* **What this task involves**
How many lines of the records contain the word "Nets"? Give only the number.

** start of Data extract **

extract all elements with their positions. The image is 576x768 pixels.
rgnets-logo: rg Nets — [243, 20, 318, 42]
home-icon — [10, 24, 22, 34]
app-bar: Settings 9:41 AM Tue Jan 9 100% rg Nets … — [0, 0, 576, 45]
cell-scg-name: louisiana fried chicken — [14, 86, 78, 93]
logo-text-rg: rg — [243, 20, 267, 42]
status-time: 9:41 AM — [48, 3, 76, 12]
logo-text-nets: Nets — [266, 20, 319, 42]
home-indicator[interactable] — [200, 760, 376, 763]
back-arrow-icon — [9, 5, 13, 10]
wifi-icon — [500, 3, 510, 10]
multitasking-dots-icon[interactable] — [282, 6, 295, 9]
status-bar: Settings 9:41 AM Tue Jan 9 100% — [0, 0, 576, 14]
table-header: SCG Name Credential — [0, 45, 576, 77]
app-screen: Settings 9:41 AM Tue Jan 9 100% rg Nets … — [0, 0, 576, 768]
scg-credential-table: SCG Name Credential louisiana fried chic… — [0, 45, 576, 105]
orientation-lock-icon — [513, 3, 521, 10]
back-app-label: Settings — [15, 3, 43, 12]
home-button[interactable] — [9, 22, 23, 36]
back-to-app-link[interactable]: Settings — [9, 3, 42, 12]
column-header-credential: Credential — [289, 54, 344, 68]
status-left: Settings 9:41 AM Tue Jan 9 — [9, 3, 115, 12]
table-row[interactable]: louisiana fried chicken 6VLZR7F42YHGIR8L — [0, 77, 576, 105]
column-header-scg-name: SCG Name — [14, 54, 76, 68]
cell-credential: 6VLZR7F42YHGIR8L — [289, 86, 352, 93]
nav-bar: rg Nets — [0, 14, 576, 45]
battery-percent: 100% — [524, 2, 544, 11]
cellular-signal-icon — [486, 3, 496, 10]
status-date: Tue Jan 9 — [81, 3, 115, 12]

** end of Data extract **

* **Response to this task**
5